:: DATA SHOWN ::

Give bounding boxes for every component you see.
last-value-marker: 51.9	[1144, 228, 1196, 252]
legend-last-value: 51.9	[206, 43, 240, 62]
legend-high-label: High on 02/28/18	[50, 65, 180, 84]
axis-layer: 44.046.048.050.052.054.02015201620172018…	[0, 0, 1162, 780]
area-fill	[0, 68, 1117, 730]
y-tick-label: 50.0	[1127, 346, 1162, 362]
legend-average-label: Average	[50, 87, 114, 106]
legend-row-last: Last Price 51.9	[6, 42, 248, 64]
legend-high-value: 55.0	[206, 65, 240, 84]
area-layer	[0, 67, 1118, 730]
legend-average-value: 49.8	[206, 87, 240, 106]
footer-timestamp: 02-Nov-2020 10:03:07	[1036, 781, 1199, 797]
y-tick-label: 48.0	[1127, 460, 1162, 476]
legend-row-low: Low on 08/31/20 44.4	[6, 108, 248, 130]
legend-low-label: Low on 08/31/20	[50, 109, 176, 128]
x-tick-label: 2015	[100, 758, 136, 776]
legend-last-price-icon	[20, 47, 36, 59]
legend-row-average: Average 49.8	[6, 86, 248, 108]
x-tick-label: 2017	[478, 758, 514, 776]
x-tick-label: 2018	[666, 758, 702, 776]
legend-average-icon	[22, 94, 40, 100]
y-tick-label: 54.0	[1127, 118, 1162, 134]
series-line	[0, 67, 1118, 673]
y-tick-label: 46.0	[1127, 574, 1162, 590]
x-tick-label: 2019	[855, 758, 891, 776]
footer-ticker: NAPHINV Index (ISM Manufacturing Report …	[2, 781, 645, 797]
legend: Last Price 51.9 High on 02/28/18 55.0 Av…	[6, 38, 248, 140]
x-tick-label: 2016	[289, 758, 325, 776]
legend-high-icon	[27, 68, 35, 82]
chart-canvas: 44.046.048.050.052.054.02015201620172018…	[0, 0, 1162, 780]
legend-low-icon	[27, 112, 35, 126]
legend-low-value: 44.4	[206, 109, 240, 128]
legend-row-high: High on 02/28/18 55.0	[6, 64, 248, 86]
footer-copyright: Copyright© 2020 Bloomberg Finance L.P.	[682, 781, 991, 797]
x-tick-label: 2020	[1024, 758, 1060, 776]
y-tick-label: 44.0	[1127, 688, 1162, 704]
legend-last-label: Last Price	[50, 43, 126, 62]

:: WHAT YOU ARE ASKED TO DO ::
Please reproduce every entry above, word for word and in the same order.

:: ANSWER TO THIS EXERCISE ::
Give bounding boxes for every component you see.
last-value-marker: 51.9	[1144, 228, 1196, 252]
legend-last-value: 51.9	[206, 43, 240, 62]
legend-high-label: High on 02/28/18	[50, 65, 180, 84]
axis-layer: 44.046.048.050.052.054.02015201620172018…	[0, 0, 1162, 780]
area-fill	[0, 68, 1117, 730]
y-tick-label: 50.0	[1127, 346, 1162, 362]
legend-average-label: Average	[50, 87, 114, 106]
legend-row-last: Last Price 51.9	[6, 42, 248, 64]
legend-high-value: 55.0	[206, 65, 240, 84]
area-layer	[0, 67, 1118, 730]
legend-average-value: 49.8	[206, 87, 240, 106]
footer-timestamp: 02-Nov-2020 10:03:07	[1036, 781, 1199, 797]
y-tick-label: 48.0	[1127, 460, 1162, 476]
legend-row-low: Low on 08/31/20 44.4	[6, 108, 248, 130]
legend-low-label: Low on 08/31/20	[50, 109, 176, 128]
x-tick-label: 2015	[100, 758, 136, 776]
legend-last-price-icon	[20, 47, 36, 59]
legend-row-average: Average 49.8	[6, 86, 248, 108]
x-tick-label: 2017	[478, 758, 514, 776]
x-tick-label: 2018	[666, 758, 702, 776]
legend-average-icon	[22, 94, 40, 100]
y-tick-label: 54.0	[1127, 118, 1162, 134]
series-line	[0, 67, 1118, 673]
y-tick-label: 46.0	[1127, 574, 1162, 590]
x-tick-label: 2019	[855, 758, 891, 776]
footer-ticker: NAPHINV Index (ISM Manufacturing Report …	[2, 781, 645, 797]
legend: Last Price 51.9 High on 02/28/18 55.0 Av…	[6, 38, 248, 140]
x-tick-label: 2016	[289, 758, 325, 776]
legend-high-icon	[27, 68, 35, 82]
chart-canvas: 44.046.048.050.052.054.02015201620172018…	[0, 0, 1162, 780]
legend-low-icon	[27, 112, 35, 126]
legend-low-value: 44.4	[206, 109, 240, 128]
legend-row-high: High on 02/28/18 55.0	[6, 64, 248, 86]
footer-copyright: Copyright© 2020 Bloomberg Finance L.P.	[682, 781, 991, 797]
x-tick-label: 2020	[1024, 758, 1060, 776]
y-tick-label: 44.0	[1127, 688, 1162, 704]
legend-last-label: Last Price	[50, 43, 126, 62]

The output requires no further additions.